### [GOAL OF THE EXERCISE]
Hunt for the word "программа" across the entries below, copying each line that holds it.

### [MATERIAL PROVIDED]
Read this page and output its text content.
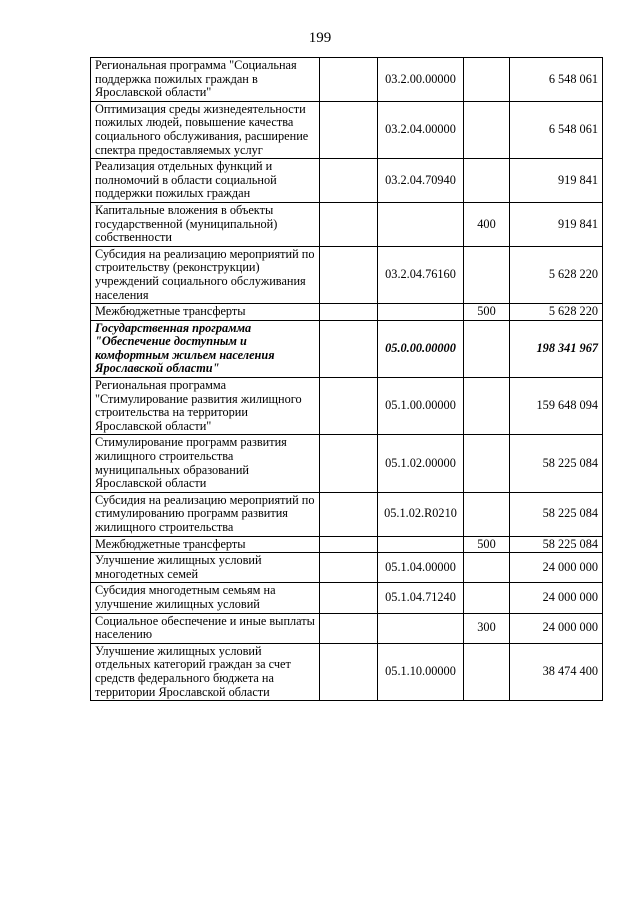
199
Региональная программа "Социальная поддержка пожилых граждан в Ярославской области"		03.2.00.00000		6 548 061
Оптимизация среды жизнедеятельности пожилых людей, повышение качества социального обслуживания, расширение спектра предоставляемых услуг		03.2.04.00000		6 548 061
Реализация отдельных функций и полномочий в области социальной поддержки пожилых граждан		03.2.04.70940		919 841
Капитальные вложения в объекты государственной (муниципальной) собственности			400	919 841
Субсидия на реализацию мероприятий по строительству (реконструкции) учреждений социального обслуживания населения		03.2.04.76160		5 628 220
Межбюджетные трансферты			500	5 628 220
Государственная программа "Обеспечение доступным и комфортным жильем населения Ярославской области"		05.0.00.00000		198 341 967
Региональная программа "Стимулирование развития жилищного строительства на территории Ярославской области"		05.1.00.00000		159 648 094
Стимулирование программ развития жилищного строительства муниципальных образований Ярославской области		05.1.02.00000		58 225 084
Субсидия на реализацию мероприятий по стимулированию программ развития жилищного строительства		05.1.02.R0210		58 225 084
Межбюджетные трансферты			500	58 225 084
Улучшение жилищных условий многодетных семей		05.1.04.00000		24 000 000
Субсидия многодетным семьям на улучшение жилищных условий		05.1.04.71240		24 000 000
Социальное обеспечение и иные выплаты населению			300	24 000 000
Улучшение жилищных условий отдельных категорий граждан за счет средств федерального бюджета на территории Ярославской области		05.1.10.00000		38 474 400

### [EXPECTED OUTPUT]
Региональная программа "Социальная поддержка пожилых граждан в Ярославской области"		03.2.00.00000		6 548 061
Государственная программа "Обеспечение доступным и комфортным жильем населения Ярославской области"		05.0.00.00000		198 341 967
Региональная программа "Стимулирование развития жилищного строительства на территории Ярославской области"		05.1.00.00000		159 648 094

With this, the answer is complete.